#### [INSTRUCTION A]
In the text on the matching core:
(i) In which model does the matcher operate?
(ii) Which three things does the core not do or hold?
(iii) Under golden-replay determinism, what can be asserted about a recorded sequence of submits?
#### [INSTRUCTION B]
Can you extend the text on the matching core, picking up after its last sentence?

#### [TEXT PROVIDED]
==============================

The matching core: pure, single-writer, deterministic

crossbook-core is the heart, and it is deliberately boring. It is a continuous price-then-time-priority limit-order matcher in the sell-amount / buy-amount model, and it does no I/O, holds no clock, and runs no async. Matching is a pure function: (book_state, ordered_inputs) -> (new_state, trades). Anything non-deterministic (arrival ordering, the EIP-712 domain, the current time) is supplied from outside as input and never read from inside the core.

Purity buys two things. First, golden-replay determinism: I can record a sequence of submits and assert it always produces byte-identical fills, which makes a whole class of bugs reproducible. Second, an LMAX-style hot path with nothing to lock and nothing to wait on.

==============================

#### [DATA SUPPLIED]

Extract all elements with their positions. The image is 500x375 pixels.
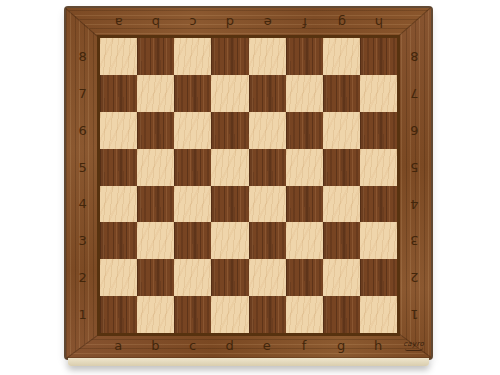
file-label-top-b: b	[137, 8, 174, 38]
square-h7[interactable]	[360, 75, 397, 112]
square-b2[interactable]	[137, 259, 174, 296]
file-label-bottom-c: c	[174, 333, 211, 358]
square-d6[interactable]	[211, 112, 248, 149]
square-f1[interactable]	[286, 296, 323, 333]
square-d2[interactable]	[211, 259, 248, 296]
square-f2[interactable]	[286, 259, 323, 296]
square-b5[interactable]	[137, 149, 174, 186]
square-f4[interactable]	[286, 186, 323, 223]
square-h2[interactable]	[360, 259, 397, 296]
rank-label-right-8: 8	[397, 38, 431, 75]
rank-label-left-5: 5	[66, 149, 100, 186]
square-c7[interactable]	[174, 75, 211, 112]
chess-board: abcdefgh abcdefgh 87654321 87654321 cayr…	[66, 8, 431, 358]
square-c5[interactable]	[174, 149, 211, 186]
square-d7[interactable]	[211, 75, 248, 112]
square-d8[interactable]	[211, 38, 248, 75]
file-label-bottom-f: f	[286, 333, 323, 358]
rank-label-left-2: 2	[66, 259, 100, 296]
square-d1[interactable]	[211, 296, 248, 333]
square-g6[interactable]	[323, 112, 360, 149]
rank-label-right-4: 4	[397, 186, 431, 223]
square-h3[interactable]	[360, 222, 397, 259]
rank-label-right-6: 6	[397, 112, 431, 149]
square-f8[interactable]	[286, 38, 323, 75]
square-f5[interactable]	[286, 149, 323, 186]
brand-logo-text: cayro	[403, 340, 424, 348]
square-h4[interactable]	[360, 186, 397, 223]
square-h6[interactable]	[360, 112, 397, 149]
file-label-bottom-a: a	[100, 333, 137, 358]
square-g2[interactable]	[323, 259, 360, 296]
square-a3[interactable]	[100, 222, 137, 259]
file-label-top-c: c	[174, 8, 211, 38]
square-c2[interactable]	[174, 259, 211, 296]
square-b1[interactable]	[137, 296, 174, 333]
square-h1[interactable]	[360, 296, 397, 333]
file-label-top-a: a	[100, 8, 137, 38]
square-a5[interactable]	[100, 149, 137, 186]
square-g1[interactable]	[323, 296, 360, 333]
square-f6[interactable]	[286, 112, 323, 149]
square-g4[interactable]	[323, 186, 360, 223]
square-c3[interactable]	[174, 222, 211, 259]
rank-label-right-2: 2	[397, 259, 431, 296]
rank-label-right-5: 5	[397, 149, 431, 186]
rank-label-left-3: 3	[66, 222, 100, 259]
rank-label-left-8: 8	[66, 38, 100, 75]
square-g7[interactable]	[323, 75, 360, 112]
square-g8[interactable]	[323, 38, 360, 75]
square-a8[interactable]	[100, 38, 137, 75]
rank-label-left-7: 7	[66, 75, 100, 112]
square-c8[interactable]	[174, 38, 211, 75]
rank-labels-left: 87654321	[66, 38, 100, 333]
square-e7[interactable]	[249, 75, 286, 112]
square-e5[interactable]	[249, 149, 286, 186]
file-label-top-f: f	[286, 8, 323, 38]
square-a6[interactable]	[100, 112, 137, 149]
square-a4[interactable]	[100, 186, 137, 223]
file-label-top-g: g	[323, 8, 360, 38]
file-label-top-h: h	[360, 8, 397, 38]
file-label-bottom-h: h	[360, 333, 397, 358]
board-edge-side	[68, 358, 429, 366]
file-label-bottom-b: b	[137, 333, 174, 358]
square-e4[interactable]	[249, 186, 286, 223]
square-h5[interactable]	[360, 149, 397, 186]
rank-label-right-1: 1	[397, 296, 431, 333]
file-label-bottom-d: d	[211, 333, 248, 358]
square-a1[interactable]	[100, 296, 137, 333]
square-b6[interactable]	[137, 112, 174, 149]
square-e3[interactable]	[249, 222, 286, 259]
rank-label-left-1: 1	[66, 296, 100, 333]
rank-label-right-7: 7	[397, 75, 431, 112]
square-e2[interactable]	[249, 259, 286, 296]
rank-label-right-3: 3	[397, 222, 431, 259]
square-a2[interactable]	[100, 259, 137, 296]
square-b4[interactable]	[137, 186, 174, 223]
file-labels-bottom: abcdefgh	[100, 333, 397, 358]
square-e1[interactable]	[249, 296, 286, 333]
square-c1[interactable]	[174, 296, 211, 333]
product-photo-background: abcdefgh abcdefgh 87654321 87654321 cayr…	[0, 0, 500, 375]
square-f3[interactable]	[286, 222, 323, 259]
square-b3[interactable]	[137, 222, 174, 259]
rank-label-left-6: 6	[66, 112, 100, 149]
square-a7[interactable]	[100, 75, 137, 112]
square-d4[interactable]	[211, 186, 248, 223]
square-g3[interactable]	[323, 222, 360, 259]
square-h8[interactable]	[360, 38, 397, 75]
file-label-bottom-g: g	[323, 333, 360, 358]
square-g5[interactable]	[323, 149, 360, 186]
file-label-bottom-e: e	[249, 333, 286, 358]
file-label-top-e: e	[249, 8, 286, 38]
rank-labels-right: 87654321	[397, 38, 431, 333]
square-e6[interactable]	[249, 112, 286, 149]
board-field	[100, 38, 397, 333]
file-label-top-d: d	[211, 8, 248, 38]
square-c6[interactable]	[174, 112, 211, 149]
rank-label-left-4: 4	[66, 186, 100, 223]
square-c4[interactable]	[174, 186, 211, 223]
square-f7[interactable]	[286, 75, 323, 112]
square-d3[interactable]	[211, 222, 248, 259]
square-e8[interactable]	[249, 38, 286, 75]
file-labels-top: abcdefgh	[100, 8, 397, 38]
square-d5[interactable]	[211, 149, 248, 186]
square-b7[interactable]	[137, 75, 174, 112]
square-b8[interactable]	[137, 38, 174, 75]
brand-logo: cayro	[403, 340, 424, 351]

==============================

#### [WRITTEN REPLY A]
(i) The sell-amount / buy-amount model.
(ii) It does no I/O, holds no clock, and runs no async.
(iii) That it always produces byte-identical fills.

#### [WRITTEN REPLY B]
Prices are ratios, and ratios overflow

A limit order is a ratio: buyAmount / sellAmount. To order the book and to check whether a taker clears a maker, you compare two ratios (b1/s1 vs b2/s2), which is the same as comparing b1*s2 vs b2*s1. Never divide; division loses precision and would collapse distinct prices.

The trap is that with 18-decimal tokens, those operands approach 2^256, so the cross-product reaches ~512 bits. A naive U256 multiply panics in debug and silently wraps in release. So every ratio comparison widens to U512 first:

pub fn cmp_limit(b1: U256, s1: U256, b2: U256, s2: U256) -> Ordering {
    // b1/s1 vs b2/s2 is the same as b1*s2 vs b2*s1, widened so it cannot overflow.
    let lhs: U512 = b1.widening_mul(s2);
    let rhs: U512 = b2.widening_mul(s1);
    lhs.cmp(&rhs)
}
 
/// ceil(a*b / d). Rounds a maker's received amount up, in the maker's favor.
pub(crate) fn mul_div_ceil(a: U256, b: U256, d: U256) -> U256 {
    let num: U512 = a.widening_mul(b);
    let dd = to_u512(d);
    let q = num / dd;
    let q = if (num % dd).is_zero() { q } else { q + to_u512(U256::from(1u64)) };
    narrow(q)
}

Notice the ceil. When a maker is partially filled, the amount it receives is rounded up, in the maker's favor, so a maker always gets at least its signed limit price. Getting the rounding direction wrong is not cosmetic; it leaks dust against the user.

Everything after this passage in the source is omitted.